Dataset rows:
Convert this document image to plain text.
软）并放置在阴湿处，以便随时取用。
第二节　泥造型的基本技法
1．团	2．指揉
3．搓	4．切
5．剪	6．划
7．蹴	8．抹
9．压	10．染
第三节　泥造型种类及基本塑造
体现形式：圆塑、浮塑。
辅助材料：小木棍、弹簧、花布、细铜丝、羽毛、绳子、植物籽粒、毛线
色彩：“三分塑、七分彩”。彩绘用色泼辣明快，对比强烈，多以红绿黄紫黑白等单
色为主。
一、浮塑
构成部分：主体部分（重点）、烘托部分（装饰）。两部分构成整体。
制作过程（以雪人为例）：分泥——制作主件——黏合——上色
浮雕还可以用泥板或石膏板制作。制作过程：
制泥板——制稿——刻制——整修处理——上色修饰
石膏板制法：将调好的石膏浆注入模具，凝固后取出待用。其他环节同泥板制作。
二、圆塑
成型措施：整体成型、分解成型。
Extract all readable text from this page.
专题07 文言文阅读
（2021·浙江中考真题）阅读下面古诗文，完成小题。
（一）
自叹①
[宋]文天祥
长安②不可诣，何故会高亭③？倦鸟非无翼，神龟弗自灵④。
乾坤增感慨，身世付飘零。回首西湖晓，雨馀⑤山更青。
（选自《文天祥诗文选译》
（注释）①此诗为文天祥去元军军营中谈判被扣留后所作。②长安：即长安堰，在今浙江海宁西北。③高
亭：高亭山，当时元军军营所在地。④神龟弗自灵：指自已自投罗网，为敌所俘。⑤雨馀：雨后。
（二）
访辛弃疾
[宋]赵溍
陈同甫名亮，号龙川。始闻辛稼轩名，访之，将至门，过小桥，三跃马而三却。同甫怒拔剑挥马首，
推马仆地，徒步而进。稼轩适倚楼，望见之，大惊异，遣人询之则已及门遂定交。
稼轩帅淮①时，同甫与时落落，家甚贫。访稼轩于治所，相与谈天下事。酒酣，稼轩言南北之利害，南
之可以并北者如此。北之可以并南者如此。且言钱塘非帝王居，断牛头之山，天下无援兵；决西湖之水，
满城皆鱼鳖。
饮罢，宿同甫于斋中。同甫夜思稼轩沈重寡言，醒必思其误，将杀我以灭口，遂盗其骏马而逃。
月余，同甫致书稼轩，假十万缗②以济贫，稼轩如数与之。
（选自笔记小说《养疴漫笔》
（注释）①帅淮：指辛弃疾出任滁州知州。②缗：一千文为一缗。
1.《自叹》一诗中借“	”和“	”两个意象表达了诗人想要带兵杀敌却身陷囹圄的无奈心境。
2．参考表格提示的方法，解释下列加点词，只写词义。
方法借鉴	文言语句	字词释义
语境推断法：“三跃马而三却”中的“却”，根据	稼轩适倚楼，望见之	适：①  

**EXERCISE INSTRUCTIONS:**
Transcribe the whole listing exactly.

**THE RESULT:**
Convert this document image to plain text.
软）并放置在阴湿处，以便随时取用。
第二节　泥造型的基本技法
1．团	2．指揉
3．搓	4．切
5．剪	6．划
7．蹴	8．抹
9．压	10．染
第三节　泥造型种类及基本塑造
体现形式：圆塑、浮塑。
辅助材料：小木棍、弹簧、花布、细铜丝、羽毛、绳子、植物籽粒、毛线
色彩：“三分塑、七分彩”。彩绘用色泼辣明快，对比强烈，多以红绿黄紫黑白等单
色为主。
一、浮塑
构成部分：主体部分（重点）、烘托部分（装饰）。两部分构成整体。
制作过程（以雪人为例）：分泥——制作主件——黏合——上色
浮雕还可以用泥板或石膏板制作。制作过程：
制泥板——制稿——刻制——整修处理——上色修饰
石膏板制法：将调好的石膏浆注入模具，凝固后取出待用。其他环节同泥板制作。
二、圆塑
成型措施：整体成型、分解成型。
Extract all readable text from this page.
专题07 文言文阅读
（2021·浙江中考真题）阅读下面古诗文，完成小题。
（一）
自叹①
[宋]文天祥
长安②不可诣，何故会高亭③？倦鸟非无翼，神龟弗自灵④。
乾坤增感慨，身世付飘零。回首西湖晓，雨馀⑤山更青。
（选自《文天祥诗文选译》
（注释）①此诗为文天祥去元军军营中谈判被扣留后所作。②长安：即长安堰，在今浙江海宁西北。③高
亭：高亭山，当时元军军营所在地。④神龟弗自灵：指自已自投罗网，为敌所俘。⑤雨馀：雨后。
（二）
访辛弃疾
[宋]赵溍
陈同甫名亮，号龙川。始闻辛稼轩名，访之，将至门，过小桥，三跃马而三却。同甫怒拔剑挥马首，
推马仆地，徒步而进。稼轩适倚楼，望见之，大惊异，遣人询之则已及门遂定交。
稼轩帅淮①时，同甫与时落落，家甚贫。访稼轩于治所，相与谈天下事。酒酣，稼轩言南北之利害，南
之可以并北者如此。北之可以并南者如此。且言钱塘非帝王居，断牛头之山，天下无援兵；决西湖之水，
满城皆鱼鳖。
饮罢，宿同甫于斋中。同甫夜思稼轩沈重寡言，醒必思其误，将杀我以灭口，遂盗其骏马而逃。
月余，同甫致书稼轩，假十万缗②以济贫，稼轩如数与之。
（选自笔记小说《养疴漫笔》
（注释）①帅淮：指辛弃疾出任滁州知州。②缗：一千文为一缗。
1.《自叹》一诗中借“	”和“	”两个意象表达了诗人想要带兵杀敌却身陷囹圄的无奈心境。
2．参考表格提示的方法，解释下列加点词，只写词义。
方法借鉴	文言语句	字词释义
语境推断法：“三跃马而三却”中的“却”，根据	稼轩适倚楼，望见之	适：①  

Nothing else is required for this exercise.